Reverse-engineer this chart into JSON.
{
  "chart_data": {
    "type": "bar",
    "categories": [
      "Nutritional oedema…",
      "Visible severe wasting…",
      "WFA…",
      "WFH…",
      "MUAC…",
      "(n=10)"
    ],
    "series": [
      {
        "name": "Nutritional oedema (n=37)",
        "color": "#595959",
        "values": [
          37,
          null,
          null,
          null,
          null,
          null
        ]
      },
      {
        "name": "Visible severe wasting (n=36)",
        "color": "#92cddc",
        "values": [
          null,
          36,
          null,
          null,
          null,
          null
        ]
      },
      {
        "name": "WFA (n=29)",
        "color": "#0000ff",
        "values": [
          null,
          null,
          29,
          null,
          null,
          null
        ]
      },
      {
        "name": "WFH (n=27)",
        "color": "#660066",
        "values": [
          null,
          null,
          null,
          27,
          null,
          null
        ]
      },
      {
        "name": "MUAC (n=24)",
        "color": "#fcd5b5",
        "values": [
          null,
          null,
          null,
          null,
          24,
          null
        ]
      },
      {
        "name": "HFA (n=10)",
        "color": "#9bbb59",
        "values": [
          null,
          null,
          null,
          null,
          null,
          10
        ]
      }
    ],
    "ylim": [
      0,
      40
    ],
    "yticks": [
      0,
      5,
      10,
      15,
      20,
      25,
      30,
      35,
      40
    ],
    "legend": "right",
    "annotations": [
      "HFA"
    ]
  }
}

────────

• Challenge: Copy each line above containing the string "color".

• Reply to the exercise:
        "color": "#595959",
        "color": "#92cddc",
        "color": "#0000ff",
        "color": "#660066",
        "color": "#fcd5b5",
        "color": "#9bbb59",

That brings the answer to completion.